_DATA SHOWN_

——

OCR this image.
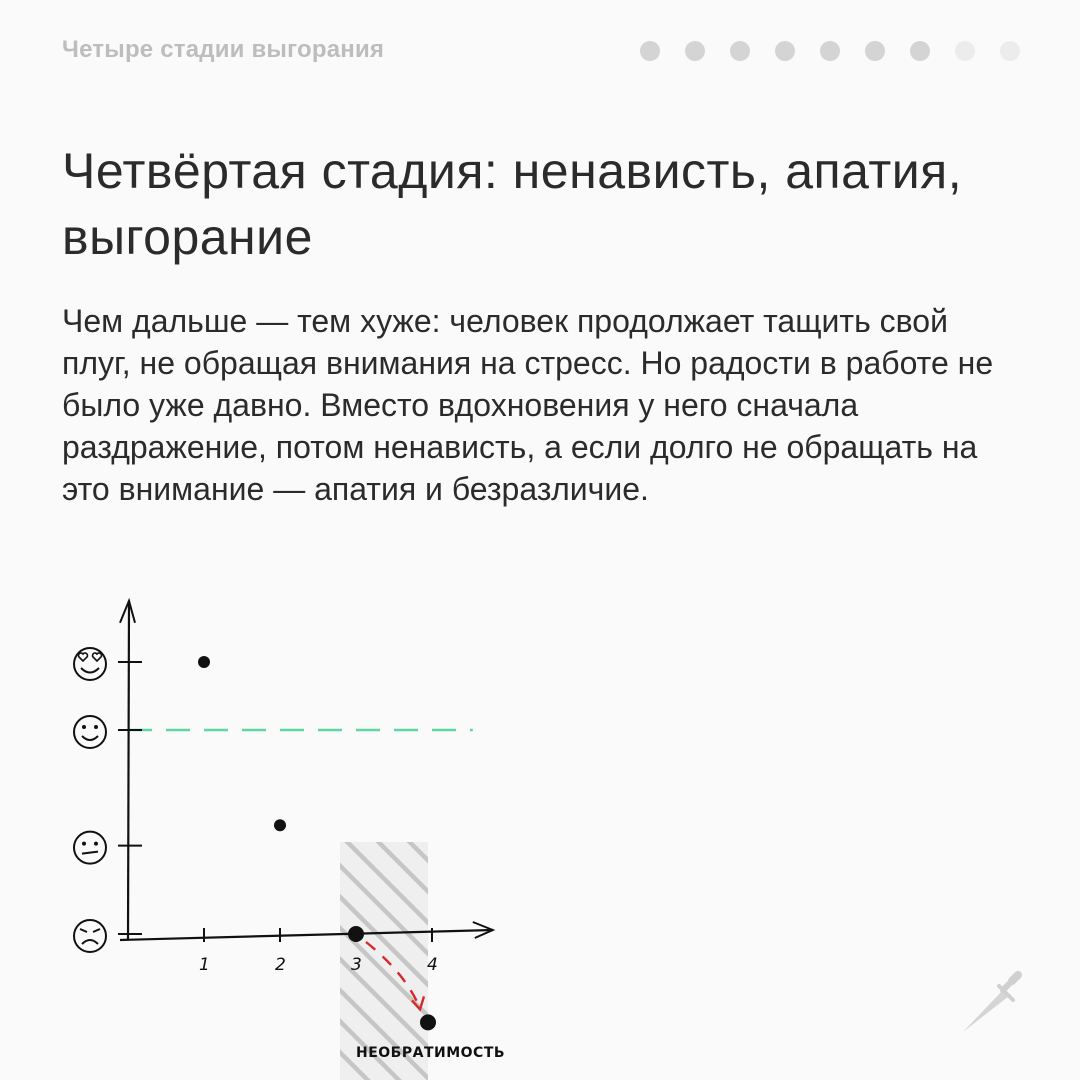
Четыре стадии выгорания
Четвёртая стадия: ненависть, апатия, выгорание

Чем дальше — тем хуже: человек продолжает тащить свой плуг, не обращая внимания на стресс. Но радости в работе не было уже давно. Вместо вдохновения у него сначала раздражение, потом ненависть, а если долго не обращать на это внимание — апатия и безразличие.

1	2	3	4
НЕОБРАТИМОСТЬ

——

_TO BE DONE_
Print all entries exactly. The images do not belong in the copy.

_RESULT OF THIS EXERCISE_
OCR this image.
Четыре стадии выгорания
Четвёртая стадия: ненависть, апатия, выгорание

Чем дальше — тем хуже: человек продолжает тащить свой плуг, не обращая внимания на стресс. Но радости в работе не было уже давно. Вместо вдохновения у него сначала раздражение, потом ненависть, а если долго не обращать на это внимание — апатия и безразличие.

1	2	3	4
НЕОБРАТИМОСТЬ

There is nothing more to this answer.